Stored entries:
+ + + +
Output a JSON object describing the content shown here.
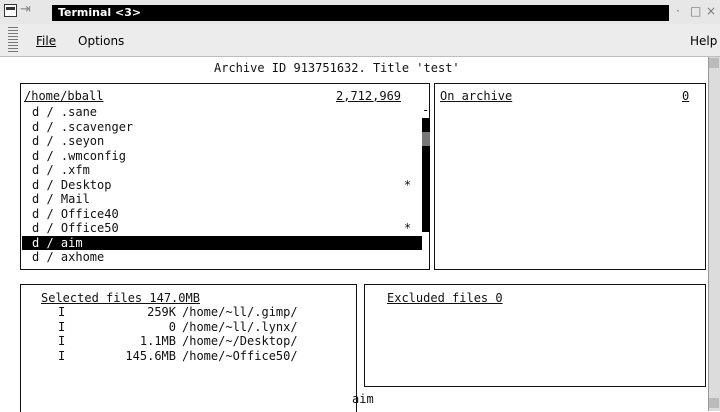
{
  "window": {
    "title": "Terminal <3>",
    "pin_glyph": "⇥",
    "minimize_glyph": "·",
    "maximize_glyph": "□",
    "close_glyph": "×"
  },
  "menu": {
    "file": "File",
    "options": "Options",
    "help": "Help"
  },
  "header": {
    "archive_line": "Archive ID 913751632. Title 'test'"
  },
  "left_panel": {
    "path": "/home/bball",
    "size": "2,712,969",
    "rows": [
      {
        "text": "d / .sane",
        "mark": ""
      },
      {
        "text": "d / .scavenger",
        "mark": ""
      },
      {
        "text": "d / .seyon",
        "mark": ""
      },
      {
        "text": "d / .wmconfig",
        "mark": ""
      },
      {
        "text": "d / .xfm",
        "mark": ""
      },
      {
        "text": "d / Desktop",
        "mark": "*"
      },
      {
        "text": "d / Mail",
        "mark": ""
      },
      {
        "text": "d / Office40",
        "mark": ""
      },
      {
        "text": "d / Office50",
        "mark": "*"
      },
      {
        "text": "d / aim",
        "mark": "",
        "selected": true
      },
      {
        "text": "d / axhome",
        "mark": ""
      }
    ],
    "scroll_marker": "-"
  },
  "right_panel": {
    "label": "On archive",
    "count": "0"
  },
  "selected_panel": {
    "label": "Selected files 147.0MB",
    "rows": [
      {
        "flag": "I",
        "size": "259K",
        "path": "/home/~ll/.gimp/"
      },
      {
        "flag": "I",
        "size": "0",
        "path": "/home/~ll/.lynx/"
      },
      {
        "flag": "I",
        "size": "1.1MB",
        "path": "/home/~/Desktop/"
      },
      {
        "flag": "I",
        "size": "145.6MB",
        "path": "/home/~Office50/"
      }
    ]
  },
  "excluded_panel": {
    "label": "Excluded files 0"
  },
  "status": {
    "current": "aim"
  },
  "colors": {
    "background": "#ffffff",
    "titlebar": "#e7e7e7",
    "title_active": "#000000",
    "selection": "#000000"
  }
}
+ + + +
The data above should be repeated exactly, minus any pictures.

Output a JSON object describing the content shown here.
{
  "window": {
    "title": "Terminal <3>",
    "pin_glyph": "⇥",
    "minimize_glyph": "·",
    "maximize_glyph": "□",
    "close_glyph": "×"
  },
  "menu": {
    "file": "File",
    "options": "Options",
    "help": "Help"
  },
  "header": {
    "archive_line": "Archive ID 913751632. Title 'test'"
  },
  "left_panel": {
    "path": "/home/bball",
    "size": "2,712,969",
    "rows": [
      {
        "text": "d / .sane",
        "mark": ""
      },
      {
        "text": "d / .scavenger",
        "mark": ""
      },
      {
        "text": "d / .seyon",
        "mark": ""
      },
      {
        "text": "d / .wmconfig",
        "mark": ""
      },
      {
        "text": "d / .xfm",
        "mark": ""
      },
      {
        "text": "d / Desktop",
        "mark": "*"
      },
      {
        "text": "d / Mail",
        "mark": ""
      },
      {
        "text": "d / Office40",
        "mark": ""
      },
      {
        "text": "d / Office50",
        "mark": "*"
      },
      {
        "text": "d / aim",
        "mark": "",
        "selected": true
      },
      {
        "text": "d / axhome",
        "mark": ""
      }
    ],
    "scroll_marker": "-"
  },
  "right_panel": {
    "label": "On archive",
    "count": "0"
  },
  "selected_panel": {
    "label": "Selected files 147.0MB",
    "rows": [
      {
        "flag": "I",
        "size": "259K",
        "path": "/home/~ll/.gimp/"
      },
      {
        "flag": "I",
        "size": "0",
        "path": "/home/~ll/.lynx/"
      },
      {
        "flag": "I",
        "size": "1.1MB",
        "path": "/home/~/Desktop/"
      },
      {
        "flag": "I",
        "size": "145.6MB",
        "path": "/home/~Office50/"
      }
    ]
  },
  "excluded_panel": {
    "label": "Excluded files 0"
  },
  "status": {
    "current": "aim"
  },
  "colors": {
    "background": "#ffffff",
    "titlebar": "#e7e7e7",
    "title_active": "#000000",
    "selection": "#000000"
  }
}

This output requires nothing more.